— start PROVIDED ENTRIES —
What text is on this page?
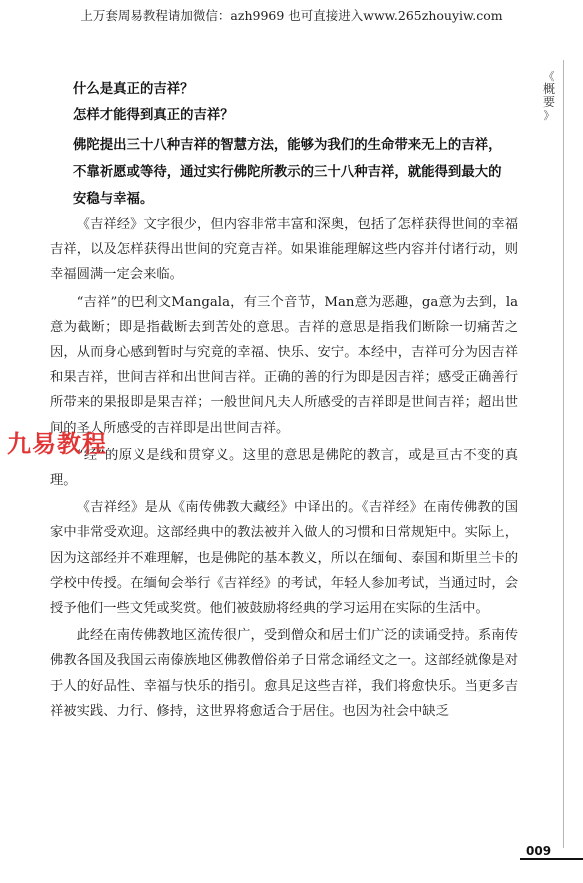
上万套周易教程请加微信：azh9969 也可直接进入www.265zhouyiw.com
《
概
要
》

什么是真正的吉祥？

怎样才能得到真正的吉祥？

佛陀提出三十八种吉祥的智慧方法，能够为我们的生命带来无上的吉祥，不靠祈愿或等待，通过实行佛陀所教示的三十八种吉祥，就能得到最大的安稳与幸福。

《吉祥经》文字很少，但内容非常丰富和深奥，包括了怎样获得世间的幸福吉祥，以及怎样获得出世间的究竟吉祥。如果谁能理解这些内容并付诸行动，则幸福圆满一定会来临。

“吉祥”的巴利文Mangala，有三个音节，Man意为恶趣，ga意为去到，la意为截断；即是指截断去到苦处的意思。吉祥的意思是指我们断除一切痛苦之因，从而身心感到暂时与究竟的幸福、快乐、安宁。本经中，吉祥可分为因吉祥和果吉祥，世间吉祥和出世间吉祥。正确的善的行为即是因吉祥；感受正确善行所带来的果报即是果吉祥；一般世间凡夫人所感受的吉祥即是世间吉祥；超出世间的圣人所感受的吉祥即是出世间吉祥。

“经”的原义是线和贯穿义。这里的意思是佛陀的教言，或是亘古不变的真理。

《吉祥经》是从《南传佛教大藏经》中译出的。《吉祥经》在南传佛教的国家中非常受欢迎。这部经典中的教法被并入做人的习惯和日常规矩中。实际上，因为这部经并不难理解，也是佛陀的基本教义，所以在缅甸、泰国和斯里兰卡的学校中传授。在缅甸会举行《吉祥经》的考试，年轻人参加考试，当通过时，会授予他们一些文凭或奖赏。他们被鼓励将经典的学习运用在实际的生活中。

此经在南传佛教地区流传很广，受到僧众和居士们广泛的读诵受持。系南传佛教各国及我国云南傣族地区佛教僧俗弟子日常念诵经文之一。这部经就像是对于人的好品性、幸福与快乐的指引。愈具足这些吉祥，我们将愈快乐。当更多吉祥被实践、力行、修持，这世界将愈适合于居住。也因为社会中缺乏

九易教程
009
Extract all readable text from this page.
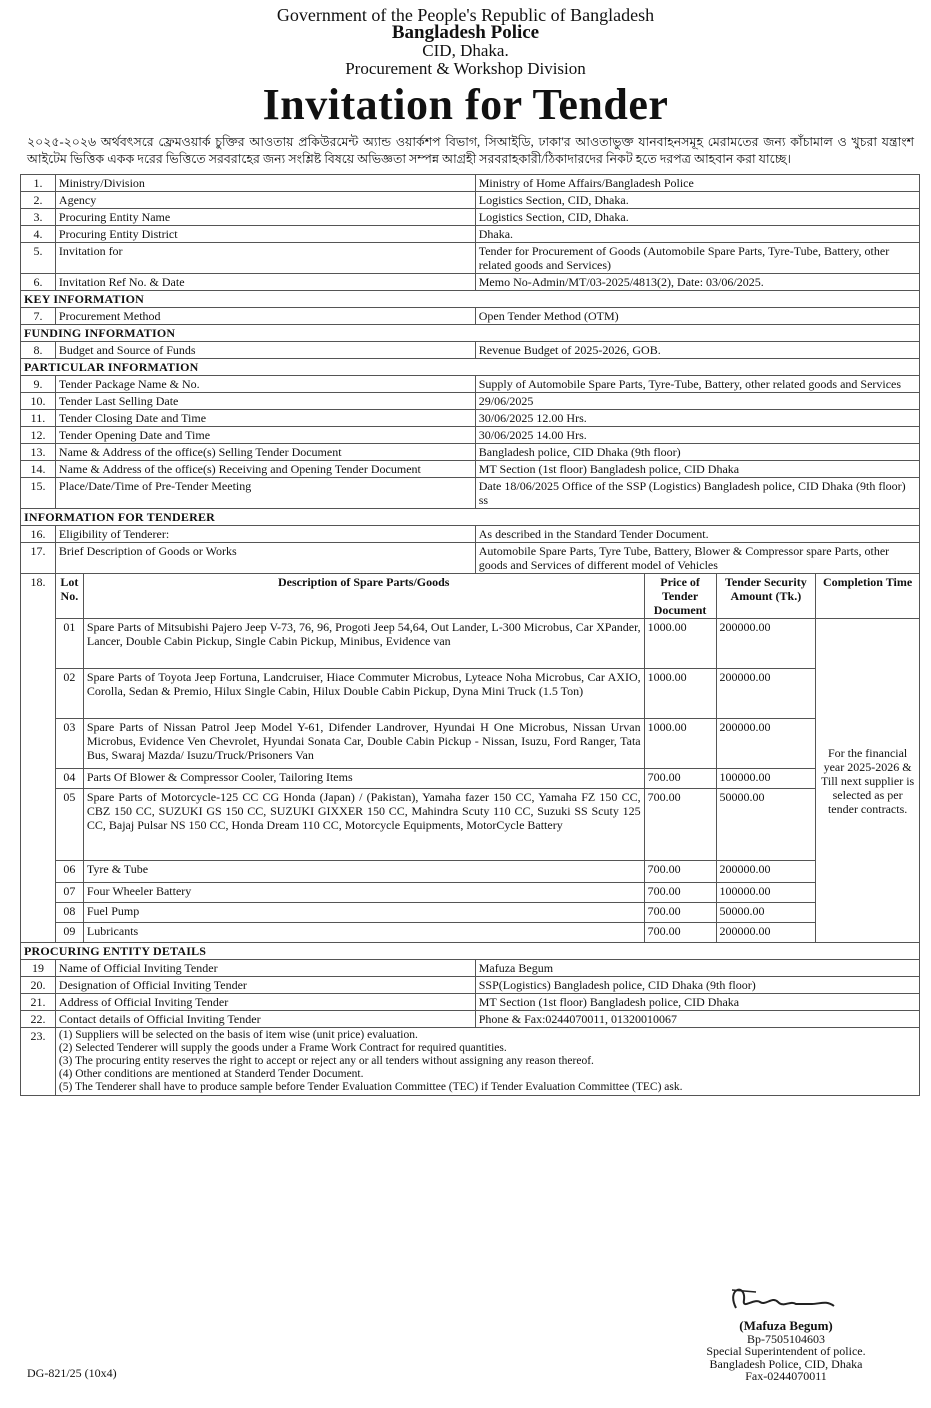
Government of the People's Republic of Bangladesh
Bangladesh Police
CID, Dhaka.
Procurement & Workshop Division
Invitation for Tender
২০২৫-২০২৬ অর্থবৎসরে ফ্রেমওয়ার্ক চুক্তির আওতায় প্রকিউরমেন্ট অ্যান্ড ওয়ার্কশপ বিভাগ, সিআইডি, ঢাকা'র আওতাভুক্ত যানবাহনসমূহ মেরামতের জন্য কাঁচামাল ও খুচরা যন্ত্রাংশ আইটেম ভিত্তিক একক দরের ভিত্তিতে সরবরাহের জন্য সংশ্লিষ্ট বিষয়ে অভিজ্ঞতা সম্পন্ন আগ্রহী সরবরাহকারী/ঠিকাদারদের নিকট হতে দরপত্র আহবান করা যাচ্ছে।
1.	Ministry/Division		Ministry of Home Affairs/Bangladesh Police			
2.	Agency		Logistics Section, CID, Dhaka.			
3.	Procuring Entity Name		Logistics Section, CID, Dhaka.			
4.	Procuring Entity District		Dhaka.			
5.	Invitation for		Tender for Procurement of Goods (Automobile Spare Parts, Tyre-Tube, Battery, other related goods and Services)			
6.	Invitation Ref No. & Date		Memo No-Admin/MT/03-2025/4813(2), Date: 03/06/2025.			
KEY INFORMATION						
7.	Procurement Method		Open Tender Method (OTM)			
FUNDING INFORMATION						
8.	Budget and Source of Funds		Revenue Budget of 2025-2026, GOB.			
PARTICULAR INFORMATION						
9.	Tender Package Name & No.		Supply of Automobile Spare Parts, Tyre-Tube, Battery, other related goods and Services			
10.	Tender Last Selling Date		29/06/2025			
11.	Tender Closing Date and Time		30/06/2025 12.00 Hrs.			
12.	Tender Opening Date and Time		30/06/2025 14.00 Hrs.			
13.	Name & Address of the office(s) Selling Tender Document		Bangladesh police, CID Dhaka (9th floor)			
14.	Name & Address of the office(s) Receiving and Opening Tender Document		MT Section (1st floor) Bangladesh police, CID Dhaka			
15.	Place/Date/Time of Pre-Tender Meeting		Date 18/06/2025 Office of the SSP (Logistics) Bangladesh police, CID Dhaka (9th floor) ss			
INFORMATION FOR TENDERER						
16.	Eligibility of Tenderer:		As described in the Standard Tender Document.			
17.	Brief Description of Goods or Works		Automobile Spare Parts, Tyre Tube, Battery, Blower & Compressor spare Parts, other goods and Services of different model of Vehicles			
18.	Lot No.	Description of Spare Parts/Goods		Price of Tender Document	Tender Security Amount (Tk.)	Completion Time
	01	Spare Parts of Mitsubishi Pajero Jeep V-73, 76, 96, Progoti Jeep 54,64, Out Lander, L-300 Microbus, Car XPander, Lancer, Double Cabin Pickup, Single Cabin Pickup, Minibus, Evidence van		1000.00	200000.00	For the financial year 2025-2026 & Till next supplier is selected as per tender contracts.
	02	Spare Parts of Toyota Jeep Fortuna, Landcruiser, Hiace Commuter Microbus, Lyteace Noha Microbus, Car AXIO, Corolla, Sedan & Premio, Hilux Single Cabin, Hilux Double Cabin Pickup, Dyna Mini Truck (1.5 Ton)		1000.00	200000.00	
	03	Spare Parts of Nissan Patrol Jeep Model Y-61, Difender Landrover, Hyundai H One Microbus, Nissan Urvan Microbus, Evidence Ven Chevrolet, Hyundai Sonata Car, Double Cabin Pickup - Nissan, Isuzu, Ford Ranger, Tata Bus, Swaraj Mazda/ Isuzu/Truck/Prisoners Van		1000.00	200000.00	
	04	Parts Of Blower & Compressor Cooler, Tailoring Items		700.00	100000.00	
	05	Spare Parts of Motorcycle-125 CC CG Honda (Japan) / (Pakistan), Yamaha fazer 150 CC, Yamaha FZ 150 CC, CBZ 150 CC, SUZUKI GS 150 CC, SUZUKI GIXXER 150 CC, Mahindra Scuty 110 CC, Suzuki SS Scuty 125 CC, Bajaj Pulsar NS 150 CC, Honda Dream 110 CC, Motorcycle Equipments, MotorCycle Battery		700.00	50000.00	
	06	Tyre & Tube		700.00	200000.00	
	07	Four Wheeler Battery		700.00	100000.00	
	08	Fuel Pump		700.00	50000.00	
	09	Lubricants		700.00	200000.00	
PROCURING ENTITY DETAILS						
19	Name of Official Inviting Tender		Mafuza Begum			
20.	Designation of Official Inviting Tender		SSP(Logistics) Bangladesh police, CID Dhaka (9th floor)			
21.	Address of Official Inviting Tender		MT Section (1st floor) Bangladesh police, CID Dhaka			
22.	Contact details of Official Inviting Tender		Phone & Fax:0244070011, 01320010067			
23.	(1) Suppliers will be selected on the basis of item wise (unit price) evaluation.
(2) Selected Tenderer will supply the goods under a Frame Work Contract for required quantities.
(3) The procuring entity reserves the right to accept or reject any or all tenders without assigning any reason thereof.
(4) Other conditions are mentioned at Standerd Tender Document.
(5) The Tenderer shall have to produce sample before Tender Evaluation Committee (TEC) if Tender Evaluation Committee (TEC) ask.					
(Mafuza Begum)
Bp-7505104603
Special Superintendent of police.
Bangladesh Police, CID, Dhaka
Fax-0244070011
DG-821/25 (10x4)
— end PROVIDED ENTRIES —
PROBLEM
Determine how many lines of the records above contain the word "Dhaka", and report only that number.

FINISHED TASK
10